▸ **Work instructions**: Search the listing for the string "document" and copy every line that contains it.

━━━━━━━━━━━━━━━━

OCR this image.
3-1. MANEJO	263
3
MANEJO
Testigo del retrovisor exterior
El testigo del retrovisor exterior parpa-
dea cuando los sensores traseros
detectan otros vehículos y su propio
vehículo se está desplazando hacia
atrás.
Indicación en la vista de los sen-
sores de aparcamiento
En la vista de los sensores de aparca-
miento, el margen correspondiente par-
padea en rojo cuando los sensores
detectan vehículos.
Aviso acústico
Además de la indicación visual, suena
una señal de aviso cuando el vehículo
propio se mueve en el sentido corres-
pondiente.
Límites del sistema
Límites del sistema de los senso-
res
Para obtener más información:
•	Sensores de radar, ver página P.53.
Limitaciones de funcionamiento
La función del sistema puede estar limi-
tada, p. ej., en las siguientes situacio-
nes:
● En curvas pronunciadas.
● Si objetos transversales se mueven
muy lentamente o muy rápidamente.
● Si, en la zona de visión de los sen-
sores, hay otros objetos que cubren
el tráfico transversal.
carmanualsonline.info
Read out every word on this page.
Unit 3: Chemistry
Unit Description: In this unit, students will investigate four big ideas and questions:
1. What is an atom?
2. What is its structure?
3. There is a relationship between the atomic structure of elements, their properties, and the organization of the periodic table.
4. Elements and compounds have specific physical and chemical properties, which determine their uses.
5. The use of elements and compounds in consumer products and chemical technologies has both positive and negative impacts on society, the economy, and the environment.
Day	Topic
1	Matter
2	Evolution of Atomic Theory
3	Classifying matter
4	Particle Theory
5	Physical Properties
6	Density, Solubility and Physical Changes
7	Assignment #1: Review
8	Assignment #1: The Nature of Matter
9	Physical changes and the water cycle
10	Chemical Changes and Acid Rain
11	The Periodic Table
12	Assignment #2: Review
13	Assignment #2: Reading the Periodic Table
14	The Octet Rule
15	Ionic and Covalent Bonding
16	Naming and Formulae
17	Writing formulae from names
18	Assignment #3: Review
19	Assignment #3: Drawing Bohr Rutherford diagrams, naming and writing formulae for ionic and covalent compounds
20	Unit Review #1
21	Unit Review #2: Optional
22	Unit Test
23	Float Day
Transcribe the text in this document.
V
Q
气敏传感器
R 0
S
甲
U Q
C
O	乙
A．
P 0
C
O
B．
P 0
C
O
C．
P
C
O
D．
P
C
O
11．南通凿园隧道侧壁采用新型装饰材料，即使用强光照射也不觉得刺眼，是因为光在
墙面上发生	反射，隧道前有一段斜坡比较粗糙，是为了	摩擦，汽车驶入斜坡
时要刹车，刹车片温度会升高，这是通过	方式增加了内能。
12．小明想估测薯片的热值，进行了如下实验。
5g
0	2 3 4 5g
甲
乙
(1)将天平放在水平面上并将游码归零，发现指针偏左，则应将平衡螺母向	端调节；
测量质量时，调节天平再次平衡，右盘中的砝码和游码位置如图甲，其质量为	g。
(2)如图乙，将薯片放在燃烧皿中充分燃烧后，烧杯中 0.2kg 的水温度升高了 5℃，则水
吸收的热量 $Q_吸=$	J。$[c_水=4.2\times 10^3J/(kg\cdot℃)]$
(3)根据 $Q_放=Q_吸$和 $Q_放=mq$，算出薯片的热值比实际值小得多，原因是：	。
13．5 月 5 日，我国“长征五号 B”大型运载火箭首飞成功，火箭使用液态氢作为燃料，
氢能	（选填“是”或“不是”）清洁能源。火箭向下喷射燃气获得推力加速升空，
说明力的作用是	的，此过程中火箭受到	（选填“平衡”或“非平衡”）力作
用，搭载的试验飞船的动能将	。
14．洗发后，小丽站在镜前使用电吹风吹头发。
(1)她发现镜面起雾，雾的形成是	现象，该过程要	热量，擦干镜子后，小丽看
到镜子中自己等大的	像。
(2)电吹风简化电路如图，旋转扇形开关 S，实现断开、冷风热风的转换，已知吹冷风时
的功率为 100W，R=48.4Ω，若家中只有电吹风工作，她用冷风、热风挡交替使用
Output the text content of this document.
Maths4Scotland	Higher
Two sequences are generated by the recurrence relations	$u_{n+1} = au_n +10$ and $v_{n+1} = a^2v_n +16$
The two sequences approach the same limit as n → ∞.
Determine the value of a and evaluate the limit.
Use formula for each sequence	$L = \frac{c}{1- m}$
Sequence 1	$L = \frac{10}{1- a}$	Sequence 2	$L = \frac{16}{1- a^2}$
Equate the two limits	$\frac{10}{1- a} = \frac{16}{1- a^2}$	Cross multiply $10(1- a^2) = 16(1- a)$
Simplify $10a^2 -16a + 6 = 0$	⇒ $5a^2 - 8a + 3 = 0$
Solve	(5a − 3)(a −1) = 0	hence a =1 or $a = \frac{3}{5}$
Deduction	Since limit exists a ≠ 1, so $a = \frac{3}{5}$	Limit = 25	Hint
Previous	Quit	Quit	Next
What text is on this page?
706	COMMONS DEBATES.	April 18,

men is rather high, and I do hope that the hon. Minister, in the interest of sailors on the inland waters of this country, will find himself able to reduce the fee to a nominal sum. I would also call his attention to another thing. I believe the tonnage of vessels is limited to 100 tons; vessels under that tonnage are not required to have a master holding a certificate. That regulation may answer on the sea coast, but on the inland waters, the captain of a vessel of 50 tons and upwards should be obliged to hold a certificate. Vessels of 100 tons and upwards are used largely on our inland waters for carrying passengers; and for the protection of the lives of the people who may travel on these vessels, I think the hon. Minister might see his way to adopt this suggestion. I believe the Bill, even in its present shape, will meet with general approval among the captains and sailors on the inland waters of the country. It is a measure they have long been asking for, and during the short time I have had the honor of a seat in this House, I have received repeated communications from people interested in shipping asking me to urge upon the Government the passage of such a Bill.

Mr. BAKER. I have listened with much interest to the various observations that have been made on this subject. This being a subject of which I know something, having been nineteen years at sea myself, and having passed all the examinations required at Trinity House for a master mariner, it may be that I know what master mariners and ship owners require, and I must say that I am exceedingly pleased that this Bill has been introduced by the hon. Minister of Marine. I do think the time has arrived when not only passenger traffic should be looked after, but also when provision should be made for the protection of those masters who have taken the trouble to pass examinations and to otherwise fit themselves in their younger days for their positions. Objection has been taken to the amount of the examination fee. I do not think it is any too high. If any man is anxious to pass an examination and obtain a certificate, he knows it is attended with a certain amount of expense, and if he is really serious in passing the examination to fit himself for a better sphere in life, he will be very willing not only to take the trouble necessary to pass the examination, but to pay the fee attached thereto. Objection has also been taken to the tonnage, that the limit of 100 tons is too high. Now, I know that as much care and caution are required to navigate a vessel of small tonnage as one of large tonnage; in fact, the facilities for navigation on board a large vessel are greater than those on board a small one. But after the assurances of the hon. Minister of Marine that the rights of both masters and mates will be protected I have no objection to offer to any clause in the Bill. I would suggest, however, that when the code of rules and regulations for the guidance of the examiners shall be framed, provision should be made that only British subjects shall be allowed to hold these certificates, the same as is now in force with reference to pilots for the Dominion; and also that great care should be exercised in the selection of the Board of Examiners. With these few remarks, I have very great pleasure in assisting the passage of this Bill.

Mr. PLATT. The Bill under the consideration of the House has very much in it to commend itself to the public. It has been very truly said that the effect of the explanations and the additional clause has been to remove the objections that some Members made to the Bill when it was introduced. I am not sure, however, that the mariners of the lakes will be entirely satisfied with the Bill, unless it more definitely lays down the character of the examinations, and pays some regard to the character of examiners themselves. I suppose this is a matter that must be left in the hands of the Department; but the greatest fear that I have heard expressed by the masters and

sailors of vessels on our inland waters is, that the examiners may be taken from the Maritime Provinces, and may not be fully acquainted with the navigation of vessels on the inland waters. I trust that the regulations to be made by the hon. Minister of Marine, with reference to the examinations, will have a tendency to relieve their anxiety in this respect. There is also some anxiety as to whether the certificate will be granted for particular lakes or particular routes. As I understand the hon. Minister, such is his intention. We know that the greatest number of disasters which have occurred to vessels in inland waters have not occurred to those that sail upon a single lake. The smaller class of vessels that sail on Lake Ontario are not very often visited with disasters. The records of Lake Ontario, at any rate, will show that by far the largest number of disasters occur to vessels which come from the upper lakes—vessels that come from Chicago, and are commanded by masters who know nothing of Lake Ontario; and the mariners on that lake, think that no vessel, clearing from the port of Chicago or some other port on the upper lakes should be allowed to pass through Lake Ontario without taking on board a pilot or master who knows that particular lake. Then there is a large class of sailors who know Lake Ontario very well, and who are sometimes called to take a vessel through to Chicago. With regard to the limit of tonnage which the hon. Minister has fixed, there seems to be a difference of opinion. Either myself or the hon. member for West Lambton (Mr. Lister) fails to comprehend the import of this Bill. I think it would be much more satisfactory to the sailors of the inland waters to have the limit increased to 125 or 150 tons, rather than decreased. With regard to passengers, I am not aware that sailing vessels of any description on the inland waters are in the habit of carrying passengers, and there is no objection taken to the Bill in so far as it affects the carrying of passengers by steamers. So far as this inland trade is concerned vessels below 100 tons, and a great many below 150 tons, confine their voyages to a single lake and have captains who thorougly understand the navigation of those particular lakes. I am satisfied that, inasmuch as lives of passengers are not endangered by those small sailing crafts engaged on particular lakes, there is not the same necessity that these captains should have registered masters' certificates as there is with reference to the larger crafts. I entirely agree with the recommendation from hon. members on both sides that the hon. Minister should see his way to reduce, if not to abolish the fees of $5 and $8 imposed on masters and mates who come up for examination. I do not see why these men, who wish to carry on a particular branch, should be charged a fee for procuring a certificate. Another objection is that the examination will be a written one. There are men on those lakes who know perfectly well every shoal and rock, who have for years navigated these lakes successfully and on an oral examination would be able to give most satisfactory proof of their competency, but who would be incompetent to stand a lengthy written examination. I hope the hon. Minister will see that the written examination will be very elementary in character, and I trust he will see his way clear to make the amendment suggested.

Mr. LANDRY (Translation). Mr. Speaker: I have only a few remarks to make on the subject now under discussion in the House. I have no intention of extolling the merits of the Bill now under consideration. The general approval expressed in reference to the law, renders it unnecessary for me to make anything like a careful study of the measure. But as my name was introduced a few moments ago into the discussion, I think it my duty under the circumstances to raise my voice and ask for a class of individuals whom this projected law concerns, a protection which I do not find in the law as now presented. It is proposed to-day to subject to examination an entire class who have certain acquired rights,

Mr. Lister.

━━━━━━━━━━━━━━━━

▸ **Task result**:
Transcribe the text in this document.
Output the text content of this document.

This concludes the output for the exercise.